____ EXCERPTED RECORDS

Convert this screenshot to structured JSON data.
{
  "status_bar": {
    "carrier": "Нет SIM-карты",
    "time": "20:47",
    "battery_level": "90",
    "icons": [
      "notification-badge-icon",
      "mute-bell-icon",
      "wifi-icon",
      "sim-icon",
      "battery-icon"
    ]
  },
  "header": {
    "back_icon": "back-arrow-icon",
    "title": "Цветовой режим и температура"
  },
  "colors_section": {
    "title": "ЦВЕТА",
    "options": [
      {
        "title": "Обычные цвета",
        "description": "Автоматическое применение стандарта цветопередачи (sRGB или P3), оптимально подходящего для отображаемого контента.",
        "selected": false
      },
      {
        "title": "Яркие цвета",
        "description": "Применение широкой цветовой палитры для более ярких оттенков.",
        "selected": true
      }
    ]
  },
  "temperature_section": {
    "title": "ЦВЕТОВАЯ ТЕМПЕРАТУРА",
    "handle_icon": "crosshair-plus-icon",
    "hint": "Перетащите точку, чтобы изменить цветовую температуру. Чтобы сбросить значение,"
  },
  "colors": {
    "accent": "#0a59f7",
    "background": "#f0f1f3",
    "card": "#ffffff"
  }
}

________

PROBLEM REQUIREMENTS —
The records above are to be copied in full, exactly as written.

RESULT OF THE TASK —
Convert this screenshot to structured JSON data.
{
  "status_bar": {
    "carrier": "Нет SIM-карты",
    "time": "20:47",
    "battery_level": "90",
    "icons": [
      "notification-badge-icon",
      "mute-bell-icon",
      "wifi-icon",
      "sim-icon",
      "battery-icon"
    ]
  },
  "header": {
    "back_icon": "back-arrow-icon",
    "title": "Цветовой режим и температура"
  },
  "colors_section": {
    "title": "ЦВЕТА",
    "options": [
      {
        "title": "Обычные цвета",
        "description": "Автоматическое применение стандарта цветопередачи (sRGB или P3), оптимально подходящего для отображаемого контента.",
        "selected": false
      },
      {
        "title": "Яркие цвета",
        "description": "Применение широкой цветовой палитры для более ярких оттенков.",
        "selected": true
      }
    ]
  },
  "temperature_section": {
    "title": "ЦВЕТОВАЯ ТЕМПЕРАТУРА",
    "handle_icon": "crosshair-plus-icon",
    "hint": "Перетащите точку, чтобы изменить цветовую температуру. Чтобы сбросить значение,"
  },
  "colors": {
    "accent": "#0a59f7",
    "background": "#f0f1f3",
    "card": "#ffffff"
  }
}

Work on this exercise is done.